> PROBLEM REQUIREMENTS
Isolate every line in the data with the string "Scores" and copy it.

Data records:
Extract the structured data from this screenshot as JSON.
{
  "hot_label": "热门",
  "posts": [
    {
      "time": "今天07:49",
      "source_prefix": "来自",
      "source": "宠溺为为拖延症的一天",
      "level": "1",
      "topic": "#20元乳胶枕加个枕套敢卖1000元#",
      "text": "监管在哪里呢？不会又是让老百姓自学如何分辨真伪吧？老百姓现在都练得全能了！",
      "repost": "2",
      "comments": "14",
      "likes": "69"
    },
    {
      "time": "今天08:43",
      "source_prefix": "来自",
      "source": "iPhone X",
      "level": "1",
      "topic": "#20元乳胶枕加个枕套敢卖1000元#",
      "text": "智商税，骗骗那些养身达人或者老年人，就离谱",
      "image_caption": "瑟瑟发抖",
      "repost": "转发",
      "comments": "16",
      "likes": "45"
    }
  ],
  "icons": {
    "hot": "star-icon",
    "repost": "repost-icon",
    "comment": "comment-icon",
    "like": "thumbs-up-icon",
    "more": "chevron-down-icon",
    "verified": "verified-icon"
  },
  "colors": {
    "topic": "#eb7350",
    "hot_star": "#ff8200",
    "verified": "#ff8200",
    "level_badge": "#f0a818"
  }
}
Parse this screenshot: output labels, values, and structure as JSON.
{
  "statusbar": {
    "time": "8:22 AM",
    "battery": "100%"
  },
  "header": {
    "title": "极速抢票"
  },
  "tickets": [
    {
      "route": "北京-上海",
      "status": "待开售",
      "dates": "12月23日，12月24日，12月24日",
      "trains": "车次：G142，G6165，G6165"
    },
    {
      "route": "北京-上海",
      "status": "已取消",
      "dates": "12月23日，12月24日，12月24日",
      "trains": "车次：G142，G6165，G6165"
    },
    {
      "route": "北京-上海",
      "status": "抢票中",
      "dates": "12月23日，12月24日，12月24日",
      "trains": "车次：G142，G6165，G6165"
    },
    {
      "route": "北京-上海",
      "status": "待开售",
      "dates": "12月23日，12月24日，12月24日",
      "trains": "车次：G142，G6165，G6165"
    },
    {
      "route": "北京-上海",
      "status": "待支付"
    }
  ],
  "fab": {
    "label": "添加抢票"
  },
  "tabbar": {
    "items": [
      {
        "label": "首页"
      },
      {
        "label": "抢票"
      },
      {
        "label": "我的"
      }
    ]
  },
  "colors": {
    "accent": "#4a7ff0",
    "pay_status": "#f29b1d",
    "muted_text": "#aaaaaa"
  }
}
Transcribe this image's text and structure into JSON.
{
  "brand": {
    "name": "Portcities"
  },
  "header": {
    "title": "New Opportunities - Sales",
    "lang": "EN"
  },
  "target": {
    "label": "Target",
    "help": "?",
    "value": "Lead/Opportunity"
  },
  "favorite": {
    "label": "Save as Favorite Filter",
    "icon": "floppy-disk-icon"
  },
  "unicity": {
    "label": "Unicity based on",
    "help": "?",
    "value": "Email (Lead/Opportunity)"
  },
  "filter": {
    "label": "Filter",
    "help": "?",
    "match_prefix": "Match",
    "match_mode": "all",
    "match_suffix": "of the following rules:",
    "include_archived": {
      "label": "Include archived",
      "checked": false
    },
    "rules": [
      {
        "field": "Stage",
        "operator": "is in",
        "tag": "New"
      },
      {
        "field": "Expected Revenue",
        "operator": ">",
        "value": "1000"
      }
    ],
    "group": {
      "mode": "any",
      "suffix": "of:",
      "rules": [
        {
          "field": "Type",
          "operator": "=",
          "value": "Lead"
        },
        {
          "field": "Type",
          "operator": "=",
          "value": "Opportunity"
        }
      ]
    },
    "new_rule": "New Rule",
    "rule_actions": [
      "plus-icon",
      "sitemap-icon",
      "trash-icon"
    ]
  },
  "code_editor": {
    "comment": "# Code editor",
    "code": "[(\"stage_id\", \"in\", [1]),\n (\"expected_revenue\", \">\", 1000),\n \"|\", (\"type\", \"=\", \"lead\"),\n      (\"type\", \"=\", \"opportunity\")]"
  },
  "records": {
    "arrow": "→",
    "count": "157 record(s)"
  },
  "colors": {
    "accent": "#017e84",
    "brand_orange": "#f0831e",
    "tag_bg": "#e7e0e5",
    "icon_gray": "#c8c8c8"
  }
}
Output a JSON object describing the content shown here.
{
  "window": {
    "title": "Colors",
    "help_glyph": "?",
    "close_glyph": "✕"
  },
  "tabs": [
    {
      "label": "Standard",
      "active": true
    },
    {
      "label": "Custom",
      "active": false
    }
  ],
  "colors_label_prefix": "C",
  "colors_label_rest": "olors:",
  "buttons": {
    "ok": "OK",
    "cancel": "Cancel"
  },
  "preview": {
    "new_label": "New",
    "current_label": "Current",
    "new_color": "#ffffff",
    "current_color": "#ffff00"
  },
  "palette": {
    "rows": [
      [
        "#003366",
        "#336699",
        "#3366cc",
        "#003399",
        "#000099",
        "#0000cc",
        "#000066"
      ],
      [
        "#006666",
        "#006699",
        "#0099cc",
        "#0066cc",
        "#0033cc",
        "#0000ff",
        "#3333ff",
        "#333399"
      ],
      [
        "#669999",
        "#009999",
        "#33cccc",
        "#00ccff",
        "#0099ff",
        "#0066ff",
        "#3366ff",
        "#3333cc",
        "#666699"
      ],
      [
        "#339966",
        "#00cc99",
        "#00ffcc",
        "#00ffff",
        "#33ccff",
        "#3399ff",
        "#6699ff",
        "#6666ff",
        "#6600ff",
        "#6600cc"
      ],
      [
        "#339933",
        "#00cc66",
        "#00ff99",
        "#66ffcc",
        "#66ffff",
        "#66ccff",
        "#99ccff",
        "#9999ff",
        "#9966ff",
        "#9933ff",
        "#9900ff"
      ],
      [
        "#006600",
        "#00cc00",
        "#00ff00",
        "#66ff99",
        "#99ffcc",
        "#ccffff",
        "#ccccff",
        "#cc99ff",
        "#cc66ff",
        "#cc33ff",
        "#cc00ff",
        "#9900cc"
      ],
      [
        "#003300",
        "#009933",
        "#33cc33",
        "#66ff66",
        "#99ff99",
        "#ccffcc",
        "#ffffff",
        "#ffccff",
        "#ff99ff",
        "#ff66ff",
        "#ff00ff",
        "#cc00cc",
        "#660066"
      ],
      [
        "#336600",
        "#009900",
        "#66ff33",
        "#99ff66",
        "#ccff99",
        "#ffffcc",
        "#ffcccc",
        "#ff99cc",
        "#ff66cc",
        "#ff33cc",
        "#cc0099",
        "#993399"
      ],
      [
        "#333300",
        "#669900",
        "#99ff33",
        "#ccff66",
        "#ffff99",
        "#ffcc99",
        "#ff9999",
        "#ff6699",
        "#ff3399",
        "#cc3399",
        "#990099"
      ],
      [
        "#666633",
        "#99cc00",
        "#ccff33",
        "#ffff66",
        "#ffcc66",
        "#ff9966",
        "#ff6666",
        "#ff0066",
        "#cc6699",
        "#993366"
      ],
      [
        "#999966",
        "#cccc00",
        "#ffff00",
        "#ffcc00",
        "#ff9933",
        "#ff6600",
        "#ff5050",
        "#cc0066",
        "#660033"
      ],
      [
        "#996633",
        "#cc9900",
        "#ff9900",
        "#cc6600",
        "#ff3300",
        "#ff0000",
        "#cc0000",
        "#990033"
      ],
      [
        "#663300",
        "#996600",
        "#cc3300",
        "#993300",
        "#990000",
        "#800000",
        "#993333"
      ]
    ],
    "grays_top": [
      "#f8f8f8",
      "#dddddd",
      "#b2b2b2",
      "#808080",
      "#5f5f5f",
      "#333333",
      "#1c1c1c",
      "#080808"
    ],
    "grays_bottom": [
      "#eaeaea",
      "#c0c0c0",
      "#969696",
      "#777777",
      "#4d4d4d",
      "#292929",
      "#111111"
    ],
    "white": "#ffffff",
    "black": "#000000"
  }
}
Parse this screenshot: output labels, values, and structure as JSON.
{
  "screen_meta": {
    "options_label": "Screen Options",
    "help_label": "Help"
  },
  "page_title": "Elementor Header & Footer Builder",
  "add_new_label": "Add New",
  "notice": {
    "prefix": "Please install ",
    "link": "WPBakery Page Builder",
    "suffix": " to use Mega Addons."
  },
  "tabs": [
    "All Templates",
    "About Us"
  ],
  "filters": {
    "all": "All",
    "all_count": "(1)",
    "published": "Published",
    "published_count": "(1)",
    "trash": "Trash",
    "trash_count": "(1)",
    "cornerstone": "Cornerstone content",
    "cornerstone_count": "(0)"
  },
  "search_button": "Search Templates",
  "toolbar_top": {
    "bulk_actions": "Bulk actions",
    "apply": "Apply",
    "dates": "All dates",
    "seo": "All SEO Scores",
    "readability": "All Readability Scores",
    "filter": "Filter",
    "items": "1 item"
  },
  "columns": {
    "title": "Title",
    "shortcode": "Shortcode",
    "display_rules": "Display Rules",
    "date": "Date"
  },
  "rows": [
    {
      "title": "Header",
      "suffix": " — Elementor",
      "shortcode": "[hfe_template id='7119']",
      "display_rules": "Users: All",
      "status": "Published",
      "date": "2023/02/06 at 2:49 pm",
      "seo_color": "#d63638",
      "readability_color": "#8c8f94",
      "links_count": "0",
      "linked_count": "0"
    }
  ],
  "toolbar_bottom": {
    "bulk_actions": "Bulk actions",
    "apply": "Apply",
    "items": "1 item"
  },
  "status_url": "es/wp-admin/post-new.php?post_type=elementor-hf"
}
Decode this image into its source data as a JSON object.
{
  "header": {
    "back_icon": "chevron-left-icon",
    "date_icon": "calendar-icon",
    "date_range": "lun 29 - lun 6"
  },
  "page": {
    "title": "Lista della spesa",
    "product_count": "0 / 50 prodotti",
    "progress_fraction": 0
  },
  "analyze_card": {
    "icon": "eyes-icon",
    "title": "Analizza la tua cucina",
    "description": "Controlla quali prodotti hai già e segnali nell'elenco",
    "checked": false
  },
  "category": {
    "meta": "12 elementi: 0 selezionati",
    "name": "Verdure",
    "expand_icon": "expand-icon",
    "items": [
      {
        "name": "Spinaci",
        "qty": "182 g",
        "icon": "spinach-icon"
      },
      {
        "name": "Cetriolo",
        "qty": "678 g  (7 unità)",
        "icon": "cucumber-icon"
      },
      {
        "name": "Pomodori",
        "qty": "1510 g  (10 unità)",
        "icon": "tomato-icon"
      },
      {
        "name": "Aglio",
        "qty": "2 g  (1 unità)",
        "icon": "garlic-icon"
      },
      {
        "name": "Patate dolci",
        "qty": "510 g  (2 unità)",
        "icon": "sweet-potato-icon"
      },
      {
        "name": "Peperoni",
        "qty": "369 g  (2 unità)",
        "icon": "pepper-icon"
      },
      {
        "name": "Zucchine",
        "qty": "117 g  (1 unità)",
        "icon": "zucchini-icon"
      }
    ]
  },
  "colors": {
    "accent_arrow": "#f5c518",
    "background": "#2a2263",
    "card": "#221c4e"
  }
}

> FULL OUTPUT
    "seo": "All SEO Scores",
    "readability": "All Readability Scores",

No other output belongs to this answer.